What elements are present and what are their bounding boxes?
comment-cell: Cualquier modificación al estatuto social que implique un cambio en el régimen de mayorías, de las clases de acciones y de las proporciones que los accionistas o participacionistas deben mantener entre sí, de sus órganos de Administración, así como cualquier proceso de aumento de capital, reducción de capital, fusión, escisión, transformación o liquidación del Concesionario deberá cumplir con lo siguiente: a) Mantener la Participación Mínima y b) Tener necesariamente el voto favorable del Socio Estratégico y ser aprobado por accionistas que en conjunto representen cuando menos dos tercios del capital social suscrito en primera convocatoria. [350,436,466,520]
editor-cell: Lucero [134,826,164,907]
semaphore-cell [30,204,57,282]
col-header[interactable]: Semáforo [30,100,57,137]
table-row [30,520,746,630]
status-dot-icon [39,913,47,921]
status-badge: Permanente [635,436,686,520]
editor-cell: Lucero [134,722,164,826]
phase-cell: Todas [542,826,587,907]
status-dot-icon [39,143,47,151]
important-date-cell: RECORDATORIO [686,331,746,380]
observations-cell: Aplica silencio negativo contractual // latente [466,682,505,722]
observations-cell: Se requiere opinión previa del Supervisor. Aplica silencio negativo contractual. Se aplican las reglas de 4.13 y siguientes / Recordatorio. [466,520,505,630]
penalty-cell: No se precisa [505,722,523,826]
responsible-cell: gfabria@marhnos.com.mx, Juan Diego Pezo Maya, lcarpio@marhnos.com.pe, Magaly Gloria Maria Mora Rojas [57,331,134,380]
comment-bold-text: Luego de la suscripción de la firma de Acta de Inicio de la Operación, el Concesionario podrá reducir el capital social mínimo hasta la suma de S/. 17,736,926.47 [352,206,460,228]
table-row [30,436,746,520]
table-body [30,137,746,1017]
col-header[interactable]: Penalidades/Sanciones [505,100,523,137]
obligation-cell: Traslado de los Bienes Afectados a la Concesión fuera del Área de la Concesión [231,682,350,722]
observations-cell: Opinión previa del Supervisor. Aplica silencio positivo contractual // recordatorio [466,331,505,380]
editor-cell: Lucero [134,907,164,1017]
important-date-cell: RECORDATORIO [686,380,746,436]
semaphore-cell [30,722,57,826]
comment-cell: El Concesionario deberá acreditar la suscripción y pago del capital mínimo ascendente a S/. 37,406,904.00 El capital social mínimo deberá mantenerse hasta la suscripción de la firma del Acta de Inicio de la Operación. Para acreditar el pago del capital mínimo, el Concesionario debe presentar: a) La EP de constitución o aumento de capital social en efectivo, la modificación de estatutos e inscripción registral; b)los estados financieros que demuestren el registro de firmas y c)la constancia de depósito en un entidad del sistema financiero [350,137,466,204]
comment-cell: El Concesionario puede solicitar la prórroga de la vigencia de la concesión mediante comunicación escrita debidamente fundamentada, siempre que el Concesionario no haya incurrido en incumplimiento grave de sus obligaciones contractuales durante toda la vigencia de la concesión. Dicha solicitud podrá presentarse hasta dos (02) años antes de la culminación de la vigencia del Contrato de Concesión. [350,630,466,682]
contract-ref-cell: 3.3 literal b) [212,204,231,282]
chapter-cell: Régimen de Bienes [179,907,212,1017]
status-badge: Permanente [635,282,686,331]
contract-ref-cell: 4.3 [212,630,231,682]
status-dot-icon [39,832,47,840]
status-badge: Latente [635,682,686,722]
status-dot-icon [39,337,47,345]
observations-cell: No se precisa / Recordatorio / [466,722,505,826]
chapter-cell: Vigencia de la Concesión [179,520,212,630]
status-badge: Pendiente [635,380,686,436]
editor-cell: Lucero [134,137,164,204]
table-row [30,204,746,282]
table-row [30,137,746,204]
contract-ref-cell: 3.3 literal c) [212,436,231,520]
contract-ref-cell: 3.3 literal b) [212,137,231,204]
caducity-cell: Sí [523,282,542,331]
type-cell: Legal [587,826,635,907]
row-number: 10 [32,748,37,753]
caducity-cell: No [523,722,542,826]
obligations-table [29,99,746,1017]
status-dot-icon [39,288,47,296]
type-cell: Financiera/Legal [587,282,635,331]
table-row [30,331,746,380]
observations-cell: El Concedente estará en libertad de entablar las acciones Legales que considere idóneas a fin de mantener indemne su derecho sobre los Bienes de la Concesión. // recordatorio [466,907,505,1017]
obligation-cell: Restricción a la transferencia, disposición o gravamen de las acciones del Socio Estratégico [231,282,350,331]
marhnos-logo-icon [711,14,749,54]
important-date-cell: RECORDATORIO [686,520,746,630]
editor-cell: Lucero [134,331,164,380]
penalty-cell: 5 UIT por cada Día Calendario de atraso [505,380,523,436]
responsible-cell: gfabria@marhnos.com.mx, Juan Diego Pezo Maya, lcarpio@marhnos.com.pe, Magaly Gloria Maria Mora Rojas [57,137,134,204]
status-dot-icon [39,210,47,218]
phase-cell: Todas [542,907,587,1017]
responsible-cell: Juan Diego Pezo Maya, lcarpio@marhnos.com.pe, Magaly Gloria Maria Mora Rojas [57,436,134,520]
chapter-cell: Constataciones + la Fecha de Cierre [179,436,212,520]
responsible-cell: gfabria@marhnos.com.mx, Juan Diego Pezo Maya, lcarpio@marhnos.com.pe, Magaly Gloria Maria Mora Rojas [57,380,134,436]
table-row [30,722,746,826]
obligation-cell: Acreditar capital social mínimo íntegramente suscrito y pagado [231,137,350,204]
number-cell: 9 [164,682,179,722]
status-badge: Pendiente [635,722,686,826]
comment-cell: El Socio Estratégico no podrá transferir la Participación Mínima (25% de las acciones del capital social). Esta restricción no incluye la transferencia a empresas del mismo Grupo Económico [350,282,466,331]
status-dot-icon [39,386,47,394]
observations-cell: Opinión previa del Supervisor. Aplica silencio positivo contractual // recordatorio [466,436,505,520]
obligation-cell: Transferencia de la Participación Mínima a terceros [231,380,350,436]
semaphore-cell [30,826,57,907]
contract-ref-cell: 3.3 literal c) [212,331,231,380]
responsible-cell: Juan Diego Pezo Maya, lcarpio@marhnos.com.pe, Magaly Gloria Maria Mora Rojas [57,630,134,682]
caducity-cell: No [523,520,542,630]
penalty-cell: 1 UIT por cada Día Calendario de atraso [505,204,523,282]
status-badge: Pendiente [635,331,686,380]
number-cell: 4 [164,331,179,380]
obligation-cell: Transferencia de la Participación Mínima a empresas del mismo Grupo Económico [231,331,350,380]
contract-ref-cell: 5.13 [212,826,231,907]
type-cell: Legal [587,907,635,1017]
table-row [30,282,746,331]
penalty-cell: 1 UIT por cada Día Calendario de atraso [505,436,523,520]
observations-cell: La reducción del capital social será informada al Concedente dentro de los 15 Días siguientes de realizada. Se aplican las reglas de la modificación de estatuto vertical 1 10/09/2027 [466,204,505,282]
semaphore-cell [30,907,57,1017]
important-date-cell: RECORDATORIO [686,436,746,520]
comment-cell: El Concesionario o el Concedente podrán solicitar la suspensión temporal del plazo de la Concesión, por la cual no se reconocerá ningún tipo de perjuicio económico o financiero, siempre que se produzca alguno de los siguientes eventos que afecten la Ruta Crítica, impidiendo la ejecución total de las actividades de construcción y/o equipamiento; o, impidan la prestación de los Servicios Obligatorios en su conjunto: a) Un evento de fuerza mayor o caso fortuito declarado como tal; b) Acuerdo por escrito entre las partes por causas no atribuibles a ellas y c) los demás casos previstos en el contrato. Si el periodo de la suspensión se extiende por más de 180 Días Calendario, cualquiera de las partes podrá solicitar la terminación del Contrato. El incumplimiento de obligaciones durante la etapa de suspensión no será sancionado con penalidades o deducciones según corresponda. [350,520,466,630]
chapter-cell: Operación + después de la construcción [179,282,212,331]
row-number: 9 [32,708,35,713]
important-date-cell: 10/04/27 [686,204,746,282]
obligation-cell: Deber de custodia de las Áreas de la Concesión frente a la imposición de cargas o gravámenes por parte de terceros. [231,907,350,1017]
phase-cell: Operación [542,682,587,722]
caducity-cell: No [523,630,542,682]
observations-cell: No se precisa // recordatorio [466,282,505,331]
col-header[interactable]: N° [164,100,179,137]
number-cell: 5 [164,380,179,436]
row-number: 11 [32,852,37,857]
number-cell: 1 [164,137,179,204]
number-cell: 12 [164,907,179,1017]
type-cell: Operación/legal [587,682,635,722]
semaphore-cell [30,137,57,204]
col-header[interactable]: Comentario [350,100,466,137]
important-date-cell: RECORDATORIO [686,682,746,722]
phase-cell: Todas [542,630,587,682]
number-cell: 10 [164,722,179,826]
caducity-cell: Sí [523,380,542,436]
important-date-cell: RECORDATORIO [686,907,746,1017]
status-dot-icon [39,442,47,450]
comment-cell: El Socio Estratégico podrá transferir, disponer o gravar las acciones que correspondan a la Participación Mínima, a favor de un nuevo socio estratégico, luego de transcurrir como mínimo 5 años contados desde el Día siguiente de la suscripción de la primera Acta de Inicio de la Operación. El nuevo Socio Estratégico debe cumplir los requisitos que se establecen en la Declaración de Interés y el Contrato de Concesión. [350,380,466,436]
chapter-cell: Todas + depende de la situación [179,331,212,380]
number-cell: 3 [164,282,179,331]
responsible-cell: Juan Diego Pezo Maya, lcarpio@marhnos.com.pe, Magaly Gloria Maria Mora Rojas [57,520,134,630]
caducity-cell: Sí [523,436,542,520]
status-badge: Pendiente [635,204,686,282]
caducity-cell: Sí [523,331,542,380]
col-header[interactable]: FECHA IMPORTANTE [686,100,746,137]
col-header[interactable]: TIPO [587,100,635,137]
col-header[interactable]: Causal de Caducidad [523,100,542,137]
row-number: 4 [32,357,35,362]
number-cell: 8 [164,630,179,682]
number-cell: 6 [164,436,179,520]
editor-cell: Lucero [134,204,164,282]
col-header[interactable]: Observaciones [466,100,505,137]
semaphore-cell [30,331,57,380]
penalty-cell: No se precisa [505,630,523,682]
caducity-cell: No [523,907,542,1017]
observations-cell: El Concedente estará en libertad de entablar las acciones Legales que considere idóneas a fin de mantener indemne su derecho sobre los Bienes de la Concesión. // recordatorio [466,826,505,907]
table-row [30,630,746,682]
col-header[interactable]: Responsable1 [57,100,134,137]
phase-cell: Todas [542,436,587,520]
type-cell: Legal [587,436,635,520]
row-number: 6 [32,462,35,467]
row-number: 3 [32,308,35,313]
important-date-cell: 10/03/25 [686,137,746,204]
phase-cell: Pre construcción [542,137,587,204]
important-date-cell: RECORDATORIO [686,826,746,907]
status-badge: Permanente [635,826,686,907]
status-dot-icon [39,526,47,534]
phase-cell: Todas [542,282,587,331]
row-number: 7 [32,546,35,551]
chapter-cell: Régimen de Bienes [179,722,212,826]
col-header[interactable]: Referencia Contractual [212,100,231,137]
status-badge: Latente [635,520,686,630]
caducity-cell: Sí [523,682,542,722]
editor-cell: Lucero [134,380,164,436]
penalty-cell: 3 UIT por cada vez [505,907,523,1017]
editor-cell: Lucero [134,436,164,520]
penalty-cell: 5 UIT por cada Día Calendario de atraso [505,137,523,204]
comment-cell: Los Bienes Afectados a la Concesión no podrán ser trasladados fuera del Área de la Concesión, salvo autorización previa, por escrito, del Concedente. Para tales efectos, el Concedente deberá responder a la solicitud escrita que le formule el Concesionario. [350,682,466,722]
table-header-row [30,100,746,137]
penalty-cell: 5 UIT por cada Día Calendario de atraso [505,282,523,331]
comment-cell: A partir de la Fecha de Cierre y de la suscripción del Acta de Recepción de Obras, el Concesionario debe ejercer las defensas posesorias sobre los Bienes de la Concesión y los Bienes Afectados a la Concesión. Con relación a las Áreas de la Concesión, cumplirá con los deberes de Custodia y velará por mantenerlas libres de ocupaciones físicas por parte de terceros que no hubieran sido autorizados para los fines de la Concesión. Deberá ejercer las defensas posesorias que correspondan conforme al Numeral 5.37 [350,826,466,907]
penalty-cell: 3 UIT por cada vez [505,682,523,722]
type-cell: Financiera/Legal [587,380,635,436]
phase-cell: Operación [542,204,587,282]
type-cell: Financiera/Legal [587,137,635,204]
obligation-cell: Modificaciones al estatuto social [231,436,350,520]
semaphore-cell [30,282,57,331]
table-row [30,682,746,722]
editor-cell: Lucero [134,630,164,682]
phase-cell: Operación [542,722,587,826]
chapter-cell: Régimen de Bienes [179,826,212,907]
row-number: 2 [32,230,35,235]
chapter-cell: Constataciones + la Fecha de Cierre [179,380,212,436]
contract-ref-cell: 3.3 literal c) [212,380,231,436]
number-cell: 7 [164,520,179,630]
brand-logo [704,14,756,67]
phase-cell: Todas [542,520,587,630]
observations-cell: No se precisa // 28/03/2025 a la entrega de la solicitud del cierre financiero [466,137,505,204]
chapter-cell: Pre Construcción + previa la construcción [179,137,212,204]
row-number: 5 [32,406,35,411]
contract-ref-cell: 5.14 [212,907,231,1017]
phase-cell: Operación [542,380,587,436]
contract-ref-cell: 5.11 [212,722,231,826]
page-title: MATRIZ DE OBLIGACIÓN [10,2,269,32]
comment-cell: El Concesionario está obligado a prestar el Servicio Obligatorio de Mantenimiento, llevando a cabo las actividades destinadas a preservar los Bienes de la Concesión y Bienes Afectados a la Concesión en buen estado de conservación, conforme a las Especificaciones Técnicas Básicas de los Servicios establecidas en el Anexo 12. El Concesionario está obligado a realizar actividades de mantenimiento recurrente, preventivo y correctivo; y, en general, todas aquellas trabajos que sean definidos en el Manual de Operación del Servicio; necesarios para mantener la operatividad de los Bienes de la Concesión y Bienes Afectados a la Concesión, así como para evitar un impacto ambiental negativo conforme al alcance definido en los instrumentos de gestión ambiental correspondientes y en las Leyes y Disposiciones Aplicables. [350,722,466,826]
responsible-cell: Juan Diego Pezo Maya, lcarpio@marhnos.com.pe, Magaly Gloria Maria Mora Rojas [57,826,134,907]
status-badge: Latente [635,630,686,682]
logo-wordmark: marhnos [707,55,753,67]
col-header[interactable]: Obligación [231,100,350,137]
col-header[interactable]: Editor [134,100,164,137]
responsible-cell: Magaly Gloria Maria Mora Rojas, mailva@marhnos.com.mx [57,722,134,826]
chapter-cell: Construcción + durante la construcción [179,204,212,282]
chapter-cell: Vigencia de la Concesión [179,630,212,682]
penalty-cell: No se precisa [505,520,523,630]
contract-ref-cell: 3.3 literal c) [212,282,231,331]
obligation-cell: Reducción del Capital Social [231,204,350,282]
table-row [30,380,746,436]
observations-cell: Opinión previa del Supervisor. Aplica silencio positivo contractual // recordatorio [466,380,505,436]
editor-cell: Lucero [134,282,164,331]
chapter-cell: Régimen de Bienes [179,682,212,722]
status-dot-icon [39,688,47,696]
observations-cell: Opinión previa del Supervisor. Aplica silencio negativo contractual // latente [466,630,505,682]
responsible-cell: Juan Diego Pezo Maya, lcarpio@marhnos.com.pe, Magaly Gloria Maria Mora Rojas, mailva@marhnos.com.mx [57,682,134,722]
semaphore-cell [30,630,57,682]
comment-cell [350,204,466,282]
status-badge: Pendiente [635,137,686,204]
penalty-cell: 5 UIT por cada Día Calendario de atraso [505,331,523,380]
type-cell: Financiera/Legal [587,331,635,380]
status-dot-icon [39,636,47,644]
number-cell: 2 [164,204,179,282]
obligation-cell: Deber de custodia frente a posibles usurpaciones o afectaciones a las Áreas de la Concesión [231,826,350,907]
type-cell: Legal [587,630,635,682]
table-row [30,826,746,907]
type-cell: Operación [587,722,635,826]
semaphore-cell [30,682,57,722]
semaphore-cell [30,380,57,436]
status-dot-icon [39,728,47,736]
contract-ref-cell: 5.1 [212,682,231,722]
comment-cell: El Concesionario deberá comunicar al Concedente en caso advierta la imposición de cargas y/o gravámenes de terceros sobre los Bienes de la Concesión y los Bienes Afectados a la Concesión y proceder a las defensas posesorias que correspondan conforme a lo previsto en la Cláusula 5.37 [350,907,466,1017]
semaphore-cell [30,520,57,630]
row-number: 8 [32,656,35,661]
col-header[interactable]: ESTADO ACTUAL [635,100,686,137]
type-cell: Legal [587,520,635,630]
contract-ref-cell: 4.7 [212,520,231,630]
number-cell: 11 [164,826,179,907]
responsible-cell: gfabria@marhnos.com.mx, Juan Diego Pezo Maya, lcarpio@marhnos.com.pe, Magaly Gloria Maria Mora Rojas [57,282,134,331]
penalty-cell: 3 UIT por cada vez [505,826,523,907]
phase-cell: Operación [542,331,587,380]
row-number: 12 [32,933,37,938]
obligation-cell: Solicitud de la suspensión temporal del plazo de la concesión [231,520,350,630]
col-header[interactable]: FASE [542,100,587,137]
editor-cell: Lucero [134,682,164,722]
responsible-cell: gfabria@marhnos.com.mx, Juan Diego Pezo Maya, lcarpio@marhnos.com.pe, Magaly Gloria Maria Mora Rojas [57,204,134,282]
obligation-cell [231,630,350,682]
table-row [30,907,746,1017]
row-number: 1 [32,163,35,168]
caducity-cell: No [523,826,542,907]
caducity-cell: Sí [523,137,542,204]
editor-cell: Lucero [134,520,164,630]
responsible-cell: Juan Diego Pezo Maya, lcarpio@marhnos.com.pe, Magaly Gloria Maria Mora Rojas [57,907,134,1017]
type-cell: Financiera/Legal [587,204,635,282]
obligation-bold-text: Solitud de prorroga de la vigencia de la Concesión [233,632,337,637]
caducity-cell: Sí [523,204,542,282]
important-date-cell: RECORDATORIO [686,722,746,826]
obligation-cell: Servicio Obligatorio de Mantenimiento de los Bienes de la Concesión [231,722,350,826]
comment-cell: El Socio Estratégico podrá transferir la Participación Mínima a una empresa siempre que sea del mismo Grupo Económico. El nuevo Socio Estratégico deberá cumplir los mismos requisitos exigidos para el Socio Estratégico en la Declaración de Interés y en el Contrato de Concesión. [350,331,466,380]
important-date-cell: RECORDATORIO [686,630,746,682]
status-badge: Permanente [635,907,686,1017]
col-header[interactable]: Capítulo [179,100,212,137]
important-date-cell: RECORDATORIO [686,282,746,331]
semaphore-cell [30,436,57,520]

◆ ◆ ◆ ◆ ◆

Direction: Starting at the beginning of the material and ending with the line that contains "table-body [30,137,746,1017]", lay out those lines as a numbered list, omitting any blank lines.

Response to the task:
1. What elements are present and what are their bounding boxes?
2. comment-cell: Cualquier modificación al estatuto social que implique un cambio en el régimen de mayorías, de las clases de acciones y de las proporciones que los accionistas o participacionistas deben mantener entre sí, de sus órganos de Administración, así como cualquier proceso de aumento de capital, reducción de capital, fusión, escisión, transformación o liquidación del Concesionario deberá cumplir con lo siguiente: a) Mantener la Participación Mínima y b) Tener necesariamente el voto favorable del Socio Estratégico y ser aprobado por accionistas que en conjunto representen cuando menos dos tercios del capital social suscrito en primera convocatoria. [350,436,466,520]
3. editor-cell: Lucero [134,826,164,907]
4. semaphore-cell [30,204,57,282]
5. col-header[interactable]: Semáforo [30,100,57,137]
6. table-row [30,520,746,630]
7. status-dot-icon [39,913,47,921]
8. status-badge: Permanente [635,436,686,520]
9. editor-cell: Lucero [134,722,164,826]
10. phase-cell: Todas [542,826,587,907]
11. status-dot-icon [39,143,47,151]
12. important-date-cell: RECORDATORIO [686,331,746,380]
13. observations-cell: Aplica silencio negativo contractual // latente [466,682,505,722]
14. observations-cell: Se requiere opinión previa del Supervisor. Aplica silencio negativo contractual. Se aplican las reglas de 4.13 y siguientes / Recordatorio. [466,520,505,630]
15. penalty-cell: No se precisa [505,722,523,826]
16. responsible-cell: gfabria@marhnos.com.mx, Juan Diego Pezo Maya, lcarpio@marhnos.com.pe, Magaly Gloria Maria Mora Rojas [57,331,134,380]
17. comment-bold-text: Luego de la suscripción de la firma de Acta de Inicio de la Operación, el Concesionario podrá reducir el capital social mínimo hasta la suma de S/. 17,736,926.47 [352,206,460,228]
18. table-row [30,436,746,520]
19. table-body [30,137,746,1017]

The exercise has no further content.